Directions for this task
Put each line of the entries below into a JSON list of strings, one string per line, leaving out blank lines.
* * * * * * * * *
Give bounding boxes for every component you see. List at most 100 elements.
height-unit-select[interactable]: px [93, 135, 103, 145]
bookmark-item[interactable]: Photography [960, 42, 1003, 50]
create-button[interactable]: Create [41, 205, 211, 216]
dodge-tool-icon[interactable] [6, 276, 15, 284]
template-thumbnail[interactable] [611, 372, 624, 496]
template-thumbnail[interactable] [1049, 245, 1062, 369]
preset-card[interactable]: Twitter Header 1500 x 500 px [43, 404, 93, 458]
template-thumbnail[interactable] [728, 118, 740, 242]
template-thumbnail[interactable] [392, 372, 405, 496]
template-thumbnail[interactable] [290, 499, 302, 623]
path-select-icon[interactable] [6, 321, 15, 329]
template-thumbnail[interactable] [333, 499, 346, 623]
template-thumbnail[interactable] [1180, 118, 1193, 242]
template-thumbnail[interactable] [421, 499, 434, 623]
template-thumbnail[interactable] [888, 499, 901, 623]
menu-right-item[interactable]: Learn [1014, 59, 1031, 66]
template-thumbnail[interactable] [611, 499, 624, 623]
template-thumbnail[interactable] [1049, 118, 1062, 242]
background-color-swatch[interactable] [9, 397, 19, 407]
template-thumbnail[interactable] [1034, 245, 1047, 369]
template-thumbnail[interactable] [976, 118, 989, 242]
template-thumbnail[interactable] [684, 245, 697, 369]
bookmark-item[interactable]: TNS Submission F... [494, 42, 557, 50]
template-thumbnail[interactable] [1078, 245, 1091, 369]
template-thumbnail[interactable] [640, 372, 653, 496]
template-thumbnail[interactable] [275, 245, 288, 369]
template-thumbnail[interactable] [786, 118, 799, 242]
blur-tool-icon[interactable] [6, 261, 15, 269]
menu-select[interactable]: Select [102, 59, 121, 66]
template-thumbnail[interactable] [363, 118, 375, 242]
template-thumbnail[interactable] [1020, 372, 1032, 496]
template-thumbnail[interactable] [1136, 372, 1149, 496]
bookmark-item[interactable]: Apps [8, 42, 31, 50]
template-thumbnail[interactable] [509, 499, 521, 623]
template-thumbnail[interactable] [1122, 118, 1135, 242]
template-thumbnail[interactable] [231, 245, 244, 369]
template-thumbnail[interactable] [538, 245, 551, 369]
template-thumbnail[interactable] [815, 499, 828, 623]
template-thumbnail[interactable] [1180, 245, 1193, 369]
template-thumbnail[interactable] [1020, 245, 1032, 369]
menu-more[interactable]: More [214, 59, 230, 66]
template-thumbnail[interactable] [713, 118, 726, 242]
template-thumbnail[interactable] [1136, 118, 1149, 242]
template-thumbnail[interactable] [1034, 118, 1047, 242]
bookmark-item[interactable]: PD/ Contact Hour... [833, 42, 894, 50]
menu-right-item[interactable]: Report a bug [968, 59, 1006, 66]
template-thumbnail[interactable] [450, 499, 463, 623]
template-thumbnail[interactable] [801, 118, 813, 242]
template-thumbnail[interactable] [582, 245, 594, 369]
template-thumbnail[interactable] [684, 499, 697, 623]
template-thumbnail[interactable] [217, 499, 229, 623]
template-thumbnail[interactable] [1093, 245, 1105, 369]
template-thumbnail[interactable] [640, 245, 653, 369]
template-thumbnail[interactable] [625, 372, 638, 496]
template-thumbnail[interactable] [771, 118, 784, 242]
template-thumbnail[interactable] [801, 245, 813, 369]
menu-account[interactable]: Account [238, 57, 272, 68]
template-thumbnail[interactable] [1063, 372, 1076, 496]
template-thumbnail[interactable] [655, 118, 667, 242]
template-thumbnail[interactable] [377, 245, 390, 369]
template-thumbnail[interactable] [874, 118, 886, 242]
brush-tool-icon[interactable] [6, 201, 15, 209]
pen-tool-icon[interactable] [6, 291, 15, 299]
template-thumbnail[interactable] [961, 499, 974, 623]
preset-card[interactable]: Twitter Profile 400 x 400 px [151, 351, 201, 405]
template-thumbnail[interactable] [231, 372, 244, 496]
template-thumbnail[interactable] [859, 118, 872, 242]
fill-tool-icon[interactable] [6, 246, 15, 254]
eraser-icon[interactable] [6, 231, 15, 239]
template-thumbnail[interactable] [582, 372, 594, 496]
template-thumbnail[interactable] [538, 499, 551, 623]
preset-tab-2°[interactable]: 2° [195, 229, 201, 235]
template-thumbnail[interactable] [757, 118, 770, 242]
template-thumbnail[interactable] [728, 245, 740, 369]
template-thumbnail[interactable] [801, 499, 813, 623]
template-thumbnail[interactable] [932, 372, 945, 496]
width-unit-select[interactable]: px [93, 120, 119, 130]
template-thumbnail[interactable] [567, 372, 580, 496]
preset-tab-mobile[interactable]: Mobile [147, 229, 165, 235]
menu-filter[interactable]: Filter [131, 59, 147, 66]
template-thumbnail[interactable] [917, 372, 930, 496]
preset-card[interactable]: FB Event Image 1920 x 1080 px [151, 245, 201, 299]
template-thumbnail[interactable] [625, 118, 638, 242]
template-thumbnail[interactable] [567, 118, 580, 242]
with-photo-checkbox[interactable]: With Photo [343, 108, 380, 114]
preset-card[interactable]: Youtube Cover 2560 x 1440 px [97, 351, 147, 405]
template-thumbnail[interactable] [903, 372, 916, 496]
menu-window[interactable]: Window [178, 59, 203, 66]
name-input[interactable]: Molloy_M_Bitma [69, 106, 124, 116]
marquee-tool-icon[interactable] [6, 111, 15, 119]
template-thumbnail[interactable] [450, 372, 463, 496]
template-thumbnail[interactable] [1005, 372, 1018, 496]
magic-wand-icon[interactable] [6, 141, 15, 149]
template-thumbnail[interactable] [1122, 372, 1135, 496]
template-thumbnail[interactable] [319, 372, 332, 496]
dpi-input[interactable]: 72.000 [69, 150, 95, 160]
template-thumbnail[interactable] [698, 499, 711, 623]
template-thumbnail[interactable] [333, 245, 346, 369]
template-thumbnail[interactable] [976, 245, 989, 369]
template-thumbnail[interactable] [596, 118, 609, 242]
* * * * * * * * *
Written reply
[
  "Give bounding boxes for every component you see. List at most 100 elements.",
  "height-unit-select[interactable]: px [93, 135, 103, 145]",
  "bookmark-item[interactable]: Photography [960, 42, 1003, 50]",
  "create-button[interactable]: Create [41, 205, 211, 216]",
  "dodge-tool-icon[interactable] [6, 276, 15, 284]",
  "template-thumbnail[interactable] [611, 372, 624, 496]",
  "template-thumbnail[interactable] [1049, 245, 1062, 369]",
  "preset-card[interactable]: Twitter Header 1500 x 500 px [43, 404, 93, 458]",
  "template-thumbnail[interactable] [728, 118, 740, 242]",
  "template-thumbnail[interactable] [392, 372, 405, 496]",
  "template-thumbnail[interactable] [290, 499, 302, 623]",
  "path-select-icon[interactable] [6, 321, 15, 329]",
  "template-thumbnail[interactable] [333, 499, 346, 623]",
  "template-thumbnail[interactable] [1180, 118, 1193, 242]",
  "template-thumbnail[interactable] [421, 499, 434, 623]",
  "template-thumbnail[interactable] [888, 499, 901, 623]",
  "menu-right-item[interactable]: Learn [1014, 59, 1031, 66]",
  "template-thumbnail[interactable] [611, 499, 624, 623]",
  "template-thumbnail[interactable] [1049, 118, 1062, 242]",
  "background-color-swatch[interactable] [9, 397, 19, 407]",
  "template-thumbnail[interactable] [1034, 245, 1047, 369]",
  "template-thumbnail[interactable] [976, 118, 989, 242]",
  "template-thumbnail[interactable] [684, 245, 697, 369]",
  "bookmark-item[interactable]: TNS Submission F... [494, 42, 557, 50]",
  "template-thumbnail[interactable] [1078, 245, 1091, 369]",
  "template-thumbnail[interactable] [640, 372, 653, 496]",
  "template-thumbnail[interactable] [275, 245, 288, 369]",
  "template-thumbnail[interactable] [786, 118, 799, 242]",
  "blur-tool-icon[interactable] [6, 261, 15, 269]",
  "menu-select[interactable]: Select [102, 59, 121, 66]",
  "template-thumbnail[interactable] [363, 118, 375, 242]",
  "template-thumbnail[interactable] [1020, 372, 1032, 496]",
  "template-thumbnail[interactable] [1136, 372, 1149, 496]",
  "bookmark-item[interactable]: Apps [8, 42, 31, 50]",
  "template-thumbnail[interactable] [509, 499, 521, 623]",
  "template-thumbnail[interactable] [1122, 118, 1135, 242]",
  "template-thumbnail[interactable] [231, 245, 244, 369]",
  "template-thumbnail[interactable] [538, 245, 551, 369]",
  "template-thumbnail[interactable] [815, 499, 828, 623]",
  "template-thumbnail[interactable] [1180, 245, 1193, 369]",
  "template-thumbnail[interactable] [1020, 245, 1032, 369]",
  "menu-more[interactable]: More [214, 59, 230, 66]",
  "template-thumbnail[interactable] [713, 118, 726, 242]",
  "template-thumbnail[interactable] [1136, 118, 1149, 242]",
  "template-thumbnail[interactable] [1034, 118, 1047, 242]",
  "bookmark-item[interactable]: PD/ Contact Hour... [833, 42, 894, 50]",
  "menu-right-item[interactable]: Report a bug [968, 59, 1006, 66]",
  "template-thumbnail[interactable] [450, 499, 463, 623]",
  "template-thumbnail[interactable] [801, 118, 813, 242]",
  "template-thumbnail[interactable] [582, 245, 594, 369]",
  "template-thumbnail[interactable] [684, 499, 697, 623]",
  "template-thumbnail[interactable] [217, 499, 229, 623]",
  "template-thumbnail[interactable] [1093, 245, 1105, 369]",
  "template-thumbnail[interactable] [640, 245, 653, 369]",
  "template-thumbnail[interactable] [625, 372, 638, 496]",
  "template-thumbnail[interactable] [771, 118, 784, 242]",
  "template-thumbnail[interactable] [801, 245, 813, 369]",
  "menu-account[interactable]: Account [238, 57, 272, 68]",
  "template-thumbnail[interactable] [1063, 372, 1076, 496]",
  "template-thumbnail[interactable] [655, 118, 667, 242]",
  "template-thumbnail[interactable] [377, 245, 390, 369]",
  "template-thumbnail[interactable] [874, 118, 886, 242]",
  "brush-tool-icon[interactable] [6, 201, 15, 209]",
  "pen-tool-icon[interactable] [6, 291, 15, 299]",
  "template-thumbnail[interactable] [961, 499, 974, 623]",
  "preset-card[interactable]: Twitter Profile 400 x 400 px [151, 351, 201, 405]",
  "template-thumbnail[interactable] [231, 372, 244, 496]",
  "template-thumbnail[interactable] [859, 118, 872, 242]",
  "fill-tool-icon[interactable] [6, 246, 15, 254]",
  "eraser-icon[interactable] [6, 231, 15, 239]",
  "template-thumbnail[interactable] [582, 372, 594, 496]",
  "template-thumbnail[interactable] [538, 499, 551, 623]",
  "preset-tab-2°[interactable]: 2° [195, 229, 201, 235]",
  "template-thumbnail[interactable] [757, 118, 770, 242]",
  "template-thumbnail[interactable] [728, 245, 740, 369]",
  "template-thumbnail[interactable] [801, 499, 813, 623]",
  "template-thumbnail[interactable] [932, 372, 945, 496]",
  "width-unit-select[interactable]: px [93, 120, 119, 130]",
  "template-thumbnail[interactable] [567, 372, 580, 496]",
  "preset-tab-mobile[interactable]: Mobile [147, 229, 165, 235]",
  "menu-filter[interactable]: Filter [131, 59, 147, 66]",
  "template-thumbnail[interactable] [917, 372, 930, 496]",
  "preset-card[interactable]: FB Event Image 1920 x 1080 px [151, 245, 201, 299]",
  "template-thumbnail[interactable] [625, 118, 638, 242]",
  "template-thumbnail[interactable] [567, 118, 580, 242]",
  "with-photo-checkbox[interactable]: With Photo [343, 108, 380, 114]",
  "preset-card[interactable]: Youtube Cover 2560 x 1440 px [97, 351, 147, 405]",
  "template-thumbnail[interactable] [903, 372, 916, 496]",
  "menu-window[interactable]: Window [178, 59, 203, 66]",
  "name-input[interactable]: Molloy_M_Bitma [69, 106, 124, 116]",
  "marquee-tool-icon[interactable] [6, 111, 15, 119]",
  "template-thumbnail[interactable] [450, 372, 463, 496]",
  "template-thumbnail[interactable] [1005, 372, 1018, 496]",
  "magic-wand-icon[interactable] [6, 141, 15, 149]",
  "template-thumbnail[interactable] [1122, 372, 1135, 496]",
  "template-thumbnail[interactable] [319, 372, 332, 496]",
  "dpi-input[interactable]: 72.000 [69, 150, 95, 160]",
  "template-thumbnail[interactable] [698, 499, 711, 623]",
  "template-thumbnail[interactable] [333, 245, 346, 369]",
  "template-thumbnail[interactable] [976, 245, 989, 369]",
  "template-thumbnail[interactable] [596, 118, 609, 242]"
]